**Stated task:**
Work through the entries below and report how many lines include "dokument". The number alone is the answer.

**Entries provided:**
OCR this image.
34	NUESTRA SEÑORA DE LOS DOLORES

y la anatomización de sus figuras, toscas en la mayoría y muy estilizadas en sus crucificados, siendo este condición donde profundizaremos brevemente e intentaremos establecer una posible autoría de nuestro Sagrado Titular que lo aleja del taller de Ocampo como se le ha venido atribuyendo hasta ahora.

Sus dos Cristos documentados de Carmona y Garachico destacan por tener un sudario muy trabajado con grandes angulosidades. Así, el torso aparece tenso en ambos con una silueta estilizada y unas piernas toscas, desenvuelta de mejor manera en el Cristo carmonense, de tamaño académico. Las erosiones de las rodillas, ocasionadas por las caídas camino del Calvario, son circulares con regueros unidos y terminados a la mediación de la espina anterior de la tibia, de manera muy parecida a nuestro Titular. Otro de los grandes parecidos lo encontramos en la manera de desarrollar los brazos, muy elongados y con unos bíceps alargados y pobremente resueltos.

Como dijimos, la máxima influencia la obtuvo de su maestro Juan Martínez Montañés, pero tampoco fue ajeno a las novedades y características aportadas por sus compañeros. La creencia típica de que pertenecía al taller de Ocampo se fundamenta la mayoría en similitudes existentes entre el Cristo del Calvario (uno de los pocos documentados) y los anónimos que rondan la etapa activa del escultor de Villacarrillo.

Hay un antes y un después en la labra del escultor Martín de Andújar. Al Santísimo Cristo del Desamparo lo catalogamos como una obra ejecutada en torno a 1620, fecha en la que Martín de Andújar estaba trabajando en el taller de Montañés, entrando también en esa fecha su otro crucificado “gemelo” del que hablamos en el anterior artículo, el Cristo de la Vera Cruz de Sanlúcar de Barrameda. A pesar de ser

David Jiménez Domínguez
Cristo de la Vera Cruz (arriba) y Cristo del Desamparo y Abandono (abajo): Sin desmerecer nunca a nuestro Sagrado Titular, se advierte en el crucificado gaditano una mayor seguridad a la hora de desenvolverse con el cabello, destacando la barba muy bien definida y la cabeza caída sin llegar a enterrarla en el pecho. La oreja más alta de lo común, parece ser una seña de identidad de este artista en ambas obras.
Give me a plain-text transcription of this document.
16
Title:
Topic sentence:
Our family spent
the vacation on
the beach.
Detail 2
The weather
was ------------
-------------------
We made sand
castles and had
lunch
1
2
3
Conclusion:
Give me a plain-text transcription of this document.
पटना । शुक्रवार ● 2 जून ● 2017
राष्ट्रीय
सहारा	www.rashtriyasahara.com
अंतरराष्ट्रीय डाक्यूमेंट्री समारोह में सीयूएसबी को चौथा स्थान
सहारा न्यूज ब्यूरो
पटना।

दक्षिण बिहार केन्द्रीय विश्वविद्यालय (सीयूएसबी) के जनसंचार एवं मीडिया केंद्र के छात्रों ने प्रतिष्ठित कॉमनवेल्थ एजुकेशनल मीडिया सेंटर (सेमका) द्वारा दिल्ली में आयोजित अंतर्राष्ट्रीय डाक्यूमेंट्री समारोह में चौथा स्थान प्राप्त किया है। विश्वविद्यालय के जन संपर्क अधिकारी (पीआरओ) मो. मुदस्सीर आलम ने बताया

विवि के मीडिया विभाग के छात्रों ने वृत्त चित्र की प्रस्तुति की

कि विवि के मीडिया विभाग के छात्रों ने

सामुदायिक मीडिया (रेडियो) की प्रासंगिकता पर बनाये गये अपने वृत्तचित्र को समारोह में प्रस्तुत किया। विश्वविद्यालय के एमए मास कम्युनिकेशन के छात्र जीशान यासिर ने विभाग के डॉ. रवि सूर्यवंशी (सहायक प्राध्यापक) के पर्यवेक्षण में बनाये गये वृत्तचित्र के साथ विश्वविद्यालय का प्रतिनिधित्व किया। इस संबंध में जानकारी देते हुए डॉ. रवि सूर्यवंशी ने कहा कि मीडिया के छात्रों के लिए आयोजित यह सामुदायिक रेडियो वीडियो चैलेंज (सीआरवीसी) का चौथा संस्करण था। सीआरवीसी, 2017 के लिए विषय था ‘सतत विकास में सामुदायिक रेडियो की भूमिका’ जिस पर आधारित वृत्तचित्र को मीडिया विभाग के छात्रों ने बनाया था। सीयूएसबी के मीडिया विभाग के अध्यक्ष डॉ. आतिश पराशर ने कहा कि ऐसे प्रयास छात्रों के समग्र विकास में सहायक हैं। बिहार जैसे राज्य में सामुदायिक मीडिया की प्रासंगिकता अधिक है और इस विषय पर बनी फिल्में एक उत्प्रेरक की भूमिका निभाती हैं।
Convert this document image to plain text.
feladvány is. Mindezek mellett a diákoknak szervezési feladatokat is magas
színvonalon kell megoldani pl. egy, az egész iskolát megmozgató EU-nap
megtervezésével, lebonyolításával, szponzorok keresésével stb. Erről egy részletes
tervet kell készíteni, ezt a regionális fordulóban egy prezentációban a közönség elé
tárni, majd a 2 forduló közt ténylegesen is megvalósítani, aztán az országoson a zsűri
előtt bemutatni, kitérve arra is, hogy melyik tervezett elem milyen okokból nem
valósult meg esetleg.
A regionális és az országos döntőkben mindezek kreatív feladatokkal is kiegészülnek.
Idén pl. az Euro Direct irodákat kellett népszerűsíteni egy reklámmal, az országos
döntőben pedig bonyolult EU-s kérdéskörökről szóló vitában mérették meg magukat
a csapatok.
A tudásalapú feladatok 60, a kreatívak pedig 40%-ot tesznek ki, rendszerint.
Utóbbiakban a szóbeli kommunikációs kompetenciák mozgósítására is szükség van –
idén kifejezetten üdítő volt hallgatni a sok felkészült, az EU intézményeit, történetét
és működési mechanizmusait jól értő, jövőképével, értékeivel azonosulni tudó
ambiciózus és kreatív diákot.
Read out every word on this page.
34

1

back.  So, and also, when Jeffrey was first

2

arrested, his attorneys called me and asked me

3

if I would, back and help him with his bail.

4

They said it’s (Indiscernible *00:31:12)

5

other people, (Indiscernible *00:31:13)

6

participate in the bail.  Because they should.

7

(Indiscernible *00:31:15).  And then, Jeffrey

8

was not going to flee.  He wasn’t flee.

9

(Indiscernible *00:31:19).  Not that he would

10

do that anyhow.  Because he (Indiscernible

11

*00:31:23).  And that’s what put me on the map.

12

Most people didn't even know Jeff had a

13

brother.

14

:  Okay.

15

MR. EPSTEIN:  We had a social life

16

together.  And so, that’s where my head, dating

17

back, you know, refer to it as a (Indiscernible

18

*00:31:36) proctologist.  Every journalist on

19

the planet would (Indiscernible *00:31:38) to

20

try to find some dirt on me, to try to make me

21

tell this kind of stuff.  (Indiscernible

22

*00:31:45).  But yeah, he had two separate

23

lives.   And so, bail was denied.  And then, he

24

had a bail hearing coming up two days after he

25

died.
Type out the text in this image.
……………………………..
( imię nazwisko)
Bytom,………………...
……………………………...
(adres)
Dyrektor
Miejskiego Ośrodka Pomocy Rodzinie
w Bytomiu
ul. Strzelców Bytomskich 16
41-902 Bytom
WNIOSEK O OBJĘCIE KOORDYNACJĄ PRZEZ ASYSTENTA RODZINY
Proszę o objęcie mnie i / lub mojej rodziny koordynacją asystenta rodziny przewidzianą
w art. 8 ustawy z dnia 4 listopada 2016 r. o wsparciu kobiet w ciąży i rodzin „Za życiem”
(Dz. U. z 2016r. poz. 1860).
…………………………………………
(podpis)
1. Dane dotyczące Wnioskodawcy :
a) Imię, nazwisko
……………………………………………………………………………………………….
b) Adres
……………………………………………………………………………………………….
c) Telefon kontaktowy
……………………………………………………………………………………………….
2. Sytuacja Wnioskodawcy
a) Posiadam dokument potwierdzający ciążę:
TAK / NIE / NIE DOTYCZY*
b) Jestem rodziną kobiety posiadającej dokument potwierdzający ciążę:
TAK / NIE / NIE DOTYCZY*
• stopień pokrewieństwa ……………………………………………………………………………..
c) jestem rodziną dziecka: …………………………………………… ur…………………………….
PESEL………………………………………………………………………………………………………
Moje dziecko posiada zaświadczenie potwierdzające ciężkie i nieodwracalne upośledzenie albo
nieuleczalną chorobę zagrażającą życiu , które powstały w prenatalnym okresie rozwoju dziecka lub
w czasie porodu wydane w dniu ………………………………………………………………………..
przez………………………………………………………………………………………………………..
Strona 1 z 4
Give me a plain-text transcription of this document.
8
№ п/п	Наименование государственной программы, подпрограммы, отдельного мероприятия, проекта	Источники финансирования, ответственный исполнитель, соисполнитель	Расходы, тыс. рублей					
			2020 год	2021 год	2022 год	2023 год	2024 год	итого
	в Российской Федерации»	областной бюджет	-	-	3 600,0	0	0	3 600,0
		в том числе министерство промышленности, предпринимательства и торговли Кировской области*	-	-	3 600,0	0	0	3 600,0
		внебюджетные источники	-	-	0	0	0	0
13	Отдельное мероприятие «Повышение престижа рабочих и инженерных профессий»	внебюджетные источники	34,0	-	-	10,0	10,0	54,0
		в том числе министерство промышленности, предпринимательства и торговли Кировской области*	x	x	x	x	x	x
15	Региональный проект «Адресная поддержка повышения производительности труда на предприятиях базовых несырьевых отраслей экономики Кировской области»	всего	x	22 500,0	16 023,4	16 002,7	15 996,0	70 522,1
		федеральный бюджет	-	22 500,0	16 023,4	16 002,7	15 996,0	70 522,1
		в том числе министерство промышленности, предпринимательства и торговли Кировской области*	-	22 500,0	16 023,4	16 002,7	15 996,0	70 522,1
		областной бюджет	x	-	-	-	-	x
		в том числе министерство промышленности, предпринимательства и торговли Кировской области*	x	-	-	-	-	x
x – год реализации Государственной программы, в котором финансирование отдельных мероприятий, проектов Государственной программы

**Response to the task:**
2